• The problem: Please determine how many lines of the material include the word "name", and respond with nothing but that number.

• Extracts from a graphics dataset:
┌──
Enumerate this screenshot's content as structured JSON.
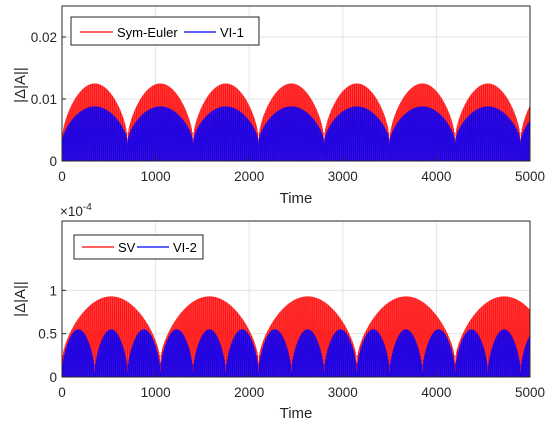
{
  "chart_data": [
    {
      "type": "line",
      "xlabel": "Time",
      "ylabel": "|Δ|A||",
      "xlim": [
        0,
        5000
      ],
      "ylim": [
        0,
        0.025
      ],
      "xticks": [
        0,
        1000,
        2000,
        3000,
        4000,
        5000
      ],
      "xtick_labels": [
        "0",
        "1000",
        "2000",
        "3000",
        "4000",
        "5000"
      ],
      "yticks": [
        0,
        0.01,
        0.02
      ],
      "ytick_labels": [
        "0",
        "0.01",
        "0.02"
      ],
      "exponent_label": "",
      "grid": true,
      "legend_position": "top-left",
      "series": [
        {
          "name": "Sym-Euler",
          "color": "#ff0000",
          "envelope_min": 0.0035,
          "envelope_max": 0.0125,
          "beat_period": 700,
          "beat_phase": 0
        },
        {
          "name": "VI-1",
          "color": "#0000ff",
          "envelope_min": 0.003,
          "envelope_max": 0.0088,
          "beat_period": 700,
          "beat_phase": 0
        }
      ]
    },
    {
      "type": "line",
      "xlabel": "Time",
      "ylabel": "|Δ|A||",
      "xlim": [
        0,
        5000
      ],
      "ylim": [
        0,
        0.00018
      ],
      "xticks": [
        0,
        1000,
        2000,
        3000,
        4000,
        5000
      ],
      "xtick_labels": [
        "0",
        "1000",
        "2000",
        "3000",
        "4000",
        "5000"
      ],
      "yticks": [
        0,
        5e-05,
        0.0001
      ],
      "ytick_labels": [
        "0",
        "0.5",
        "1"
      ],
      "exponent_label": "×10",
      "exponent_power": "-4",
      "grid": true,
      "legend_position": "top-left",
      "series": [
        {
          "name": "SV",
          "color": "#ff0000",
          "envelope_min": 1.8e-05,
          "envelope_max": 9.3e-05,
          "beat_period": 1050,
          "beat_phase": 0
        },
        {
          "name": "VI-2",
          "color": "#0000ff",
          "envelope_min": 6e-06,
          "envelope_max": 5.5e-05,
          "beat_period": 350,
          "beat_phase": 0
        }
      ]
    }
  ]
}
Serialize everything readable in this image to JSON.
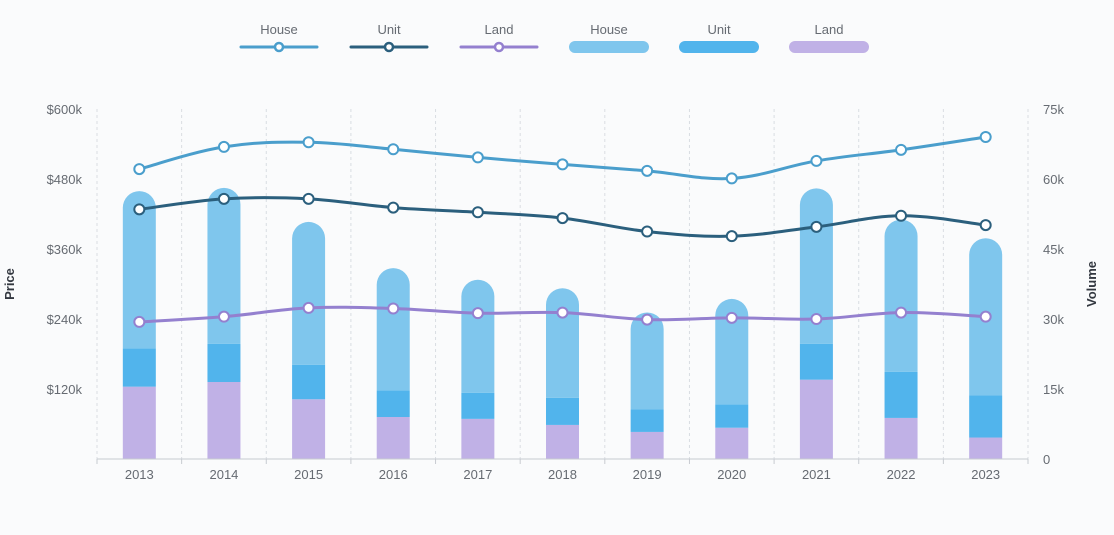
{
  "chart_data": {
    "type": "bar+line",
    "categories": [
      "2013",
      "2014",
      "2015",
      "2016",
      "2017",
      "2018",
      "2019",
      "2020",
      "2021",
      "2022",
      "2023"
    ],
    "y_left": {
      "label": "Price",
      "range": [
        0,
        600000
      ],
      "ticks": [
        0,
        120000,
        240000,
        360000,
        480000,
        600000
      ],
      "tick_labels": [
        "",
        "$120k",
        "$240k",
        "$360k",
        "$480k",
        "$600k"
      ]
    },
    "y_right": {
      "label": "Volume",
      "range": [
        0,
        75000
      ],
      "ticks": [
        0,
        15000,
        30000,
        45000,
        60000,
        75000
      ],
      "tick_labels": [
        "0",
        "15k",
        "30k",
        "45k",
        "60k",
        "75k"
      ]
    },
    "bar_series": [
      {
        "name": "Land",
        "color": "#c0b1e6",
        "values": [
          15500,
          16500,
          12800,
          9000,
          8600,
          7300,
          5800,
          6700,
          17000,
          8800,
          4600
        ]
      },
      {
        "name": "Unit",
        "color": "#51b4ec",
        "values": [
          8200,
          8200,
          7400,
          5700,
          5600,
          5800,
          4800,
          5000,
          7700,
          9900,
          9000
        ]
      },
      {
        "name": "House",
        "color": "#7fc6ed",
        "values": [
          33700,
          33400,
          30600,
          26200,
          24200,
          23500,
          20800,
          22600,
          33300,
          32600,
          33700
        ]
      }
    ],
    "line_series": [
      {
        "name": "House",
        "color": "#4a9ecc",
        "values": [
          497000,
          535000,
          543000,
          531000,
          517000,
          505000,
          494000,
          481000,
          511000,
          530000,
          552000
        ]
      },
      {
        "name": "Unit",
        "color": "#2b5f7d",
        "values": [
          428000,
          446000,
          446000,
          431000,
          423000,
          413000,
          390000,
          382000,
          398000,
          417000,
          401000
        ]
      },
      {
        "name": "Land",
        "color": "#9480cf",
        "values": [
          235000,
          244000,
          259000,
          258000,
          250000,
          251000,
          239000,
          242000,
          240000,
          251000,
          244000
        ]
      }
    ],
    "legend": {
      "placement": "top-center",
      "items": [
        {
          "label": "House",
          "kind": "line",
          "color": "#4a9ecc"
        },
        {
          "label": "Unit",
          "kind": "line",
          "color": "#2b5f7d"
        },
        {
          "label": "Land",
          "kind": "line",
          "color": "#9480cf"
        },
        {
          "label": "House",
          "kind": "bar",
          "color": "#7fc6ed"
        },
        {
          "label": "Unit",
          "kind": "bar",
          "color": "#51b4ec"
        },
        {
          "label": "Land",
          "kind": "bar",
          "color": "#c0b1e6"
        }
      ]
    }
  }
}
└──
• Exercise result: 10